::: Records provided
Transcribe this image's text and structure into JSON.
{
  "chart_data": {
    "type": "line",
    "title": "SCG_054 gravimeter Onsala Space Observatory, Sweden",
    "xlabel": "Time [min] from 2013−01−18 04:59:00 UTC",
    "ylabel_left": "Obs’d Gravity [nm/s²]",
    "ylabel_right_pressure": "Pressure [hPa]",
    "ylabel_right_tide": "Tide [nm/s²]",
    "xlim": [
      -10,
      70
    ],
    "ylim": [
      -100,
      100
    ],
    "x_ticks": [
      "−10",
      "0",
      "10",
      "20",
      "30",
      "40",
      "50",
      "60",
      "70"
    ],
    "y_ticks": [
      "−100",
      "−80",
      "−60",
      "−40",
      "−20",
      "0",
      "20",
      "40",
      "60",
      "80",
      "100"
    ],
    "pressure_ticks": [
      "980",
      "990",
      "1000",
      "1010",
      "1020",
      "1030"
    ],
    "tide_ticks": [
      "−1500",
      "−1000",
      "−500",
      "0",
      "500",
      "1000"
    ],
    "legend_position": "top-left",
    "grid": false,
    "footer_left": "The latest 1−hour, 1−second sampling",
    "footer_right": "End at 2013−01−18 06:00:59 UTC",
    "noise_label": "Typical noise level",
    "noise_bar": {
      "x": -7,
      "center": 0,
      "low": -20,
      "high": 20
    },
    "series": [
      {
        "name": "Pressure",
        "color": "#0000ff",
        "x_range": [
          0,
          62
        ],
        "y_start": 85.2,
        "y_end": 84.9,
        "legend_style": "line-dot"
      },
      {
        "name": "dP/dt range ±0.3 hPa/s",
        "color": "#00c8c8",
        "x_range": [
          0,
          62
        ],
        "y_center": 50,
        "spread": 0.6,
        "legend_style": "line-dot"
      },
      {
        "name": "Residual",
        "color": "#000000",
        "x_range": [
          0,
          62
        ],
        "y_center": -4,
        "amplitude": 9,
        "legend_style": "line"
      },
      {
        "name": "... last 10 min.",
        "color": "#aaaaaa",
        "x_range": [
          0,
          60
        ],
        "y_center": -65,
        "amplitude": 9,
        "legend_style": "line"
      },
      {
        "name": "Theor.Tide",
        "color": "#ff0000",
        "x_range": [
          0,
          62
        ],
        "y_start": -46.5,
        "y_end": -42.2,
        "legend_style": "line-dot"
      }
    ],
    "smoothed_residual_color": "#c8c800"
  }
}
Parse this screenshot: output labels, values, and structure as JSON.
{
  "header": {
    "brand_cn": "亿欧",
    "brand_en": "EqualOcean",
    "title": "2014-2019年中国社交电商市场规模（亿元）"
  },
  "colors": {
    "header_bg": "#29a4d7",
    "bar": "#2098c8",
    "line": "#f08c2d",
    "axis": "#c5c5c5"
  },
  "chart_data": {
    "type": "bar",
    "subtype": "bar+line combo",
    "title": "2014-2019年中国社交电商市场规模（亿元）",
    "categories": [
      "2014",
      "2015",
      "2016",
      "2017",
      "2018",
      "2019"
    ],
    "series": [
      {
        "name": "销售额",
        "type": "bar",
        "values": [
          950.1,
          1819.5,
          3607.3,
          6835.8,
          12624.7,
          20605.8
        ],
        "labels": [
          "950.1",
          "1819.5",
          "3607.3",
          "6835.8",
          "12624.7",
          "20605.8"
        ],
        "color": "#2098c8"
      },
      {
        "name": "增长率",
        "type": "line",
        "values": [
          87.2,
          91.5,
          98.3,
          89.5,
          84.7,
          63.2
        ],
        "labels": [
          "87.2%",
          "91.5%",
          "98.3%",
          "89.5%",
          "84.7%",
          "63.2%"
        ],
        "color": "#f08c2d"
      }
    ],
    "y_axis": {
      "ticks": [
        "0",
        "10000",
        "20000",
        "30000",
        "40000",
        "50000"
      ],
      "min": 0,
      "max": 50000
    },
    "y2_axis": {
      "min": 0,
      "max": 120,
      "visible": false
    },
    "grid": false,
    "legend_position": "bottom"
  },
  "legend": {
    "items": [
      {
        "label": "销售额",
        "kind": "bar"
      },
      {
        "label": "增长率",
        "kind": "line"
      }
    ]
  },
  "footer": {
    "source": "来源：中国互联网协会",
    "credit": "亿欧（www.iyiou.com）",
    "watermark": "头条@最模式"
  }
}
::::::
Copy out every line in the entries above that holds "title".

• [Task answer]
    "title": "SCG_054 gravimeter Onsala Space Observatory, Sweden",
    "title": "2014-2019年中国社交电商市场规模（亿元）"
    "title": "2014-2019年中国社交电商市场规模（亿元）",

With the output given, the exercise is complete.